> Task brief:
From the entries that follow, pick out all lines holding "this".

> Dataset excerpts:
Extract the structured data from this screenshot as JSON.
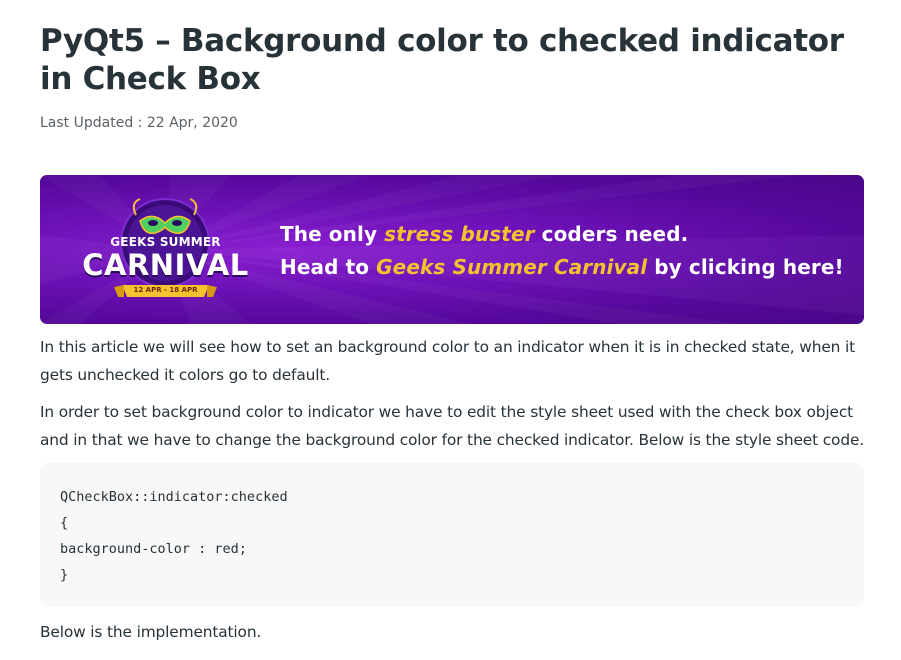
{
  "article": {
    "title": "PyQt5 – Background color to checked indicator in Check Box",
    "last_updated": "Last Updated : 22 Apr, 2020"
  },
  "banner": {
    "logo_top": "GEEKS SUMMER",
    "logo_main": "CARNIVAL",
    "logo_dates": "12 APR - 18 APR",
    "line1_pre": "The only ",
    "line1_hl": "stress buster",
    "line1_post": " coders need.",
    "line2_pre": "Head to ",
    "line2_hl": "Geeks Summer Carnival",
    "line2_post": " by clicking here!",
    "colors": {
      "background": "#6e12b8",
      "highlight": "#f5c12e",
      "text": "#ffffff"
    }
  },
  "body": {
    "para1": "In this article we will see how to set an background color to an indicator when it is in checked state, when it gets unchecked it colors go to default.",
    "para2": "In order to set background color to indicator we have to edit the style sheet used with the check box object and in that we have to change the background color for the checked indicator. Below is the style sheet code.",
    "code_lines": [
      "QCheckBox::indicator:checked",
      "{",
      "background-color : red;",
      "}"
    ],
    "para3": "Below is the implementation."
  }
}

> Worked solution:
Extract the structured data from this screenshot as JSON.
    "para1": "In this article we will see how to set an background color to an indicator when it is in checked state, when it gets unchecked it colors go to default.",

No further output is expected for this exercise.